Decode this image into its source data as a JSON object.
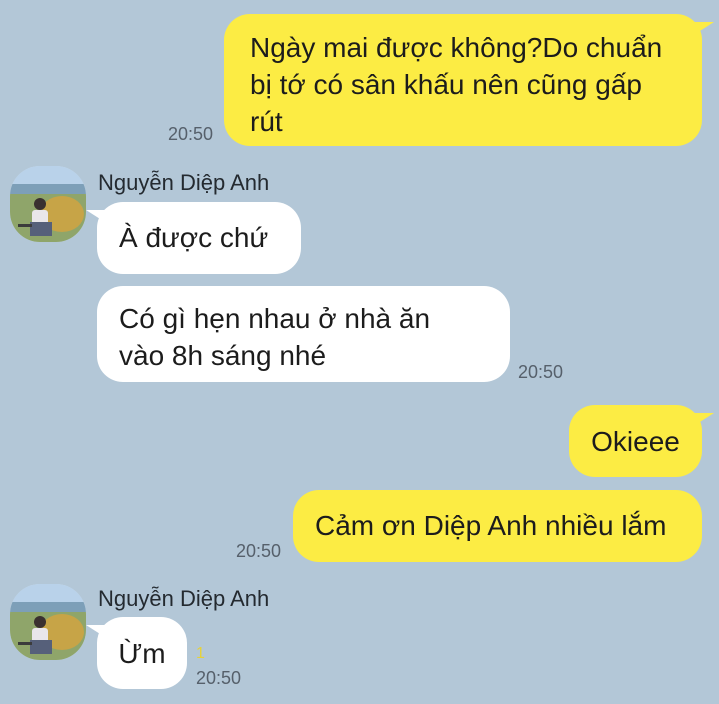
{
  "messages": [
    {
      "text": "Ngày mai được không?Do chuẩn\nbị tớ có sân khấu nên cũng gấp\nrút",
      "time": "20:50"
    },
    {
      "sender": "Nguyễn Diệp Anh",
      "text": "À được chứ"
    },
    {
      "text": "Có gì hẹn nhau ở nhà ăn\nvào 8h sáng nhé",
      "time": "20:50"
    },
    {
      "text": "Okieee"
    },
    {
      "text": "Cảm ơn Diệp Anh nhiều lắm",
      "time": "20:50"
    },
    {
      "sender": "Nguyễn Diệp Anh",
      "text": "Ừm",
      "unread": "1",
      "time": "20:50"
    }
  ],
  "colors": {
    "background": "#b3c7d7",
    "outgoing_bubble": "#fcec44",
    "incoming_bubble": "#ffffff",
    "unread_count": "#e6d23a"
  }
}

- - -

Leave out every picture and copy the rest of the records exactly.

Decode this image into its source data as a JSON object.
{
  "messages": [
    {
      "text": "Ngày mai được không?Do chuẩn\nbị tớ có sân khấu nên cũng gấp\nrút",
      "time": "20:50"
    },
    {
      "sender": "Nguyễn Diệp Anh",
      "text": "À được chứ"
    },
    {
      "text": "Có gì hẹn nhau ở nhà ăn\nvào 8h sáng nhé",
      "time": "20:50"
    },
    {
      "text": "Okieee"
    },
    {
      "text": "Cảm ơn Diệp Anh nhiều lắm",
      "time": "20:50"
    },
    {
      "sender": "Nguyễn Diệp Anh",
      "text": "Ừm",
      "unread": "1",
      "time": "20:50"
    }
  ],
  "colors": {
    "background": "#b3c7d7",
    "outgoing_bubble": "#fcec44",
    "incoming_bubble": "#ffffff",
    "unread_count": "#e6d23a"
  }
}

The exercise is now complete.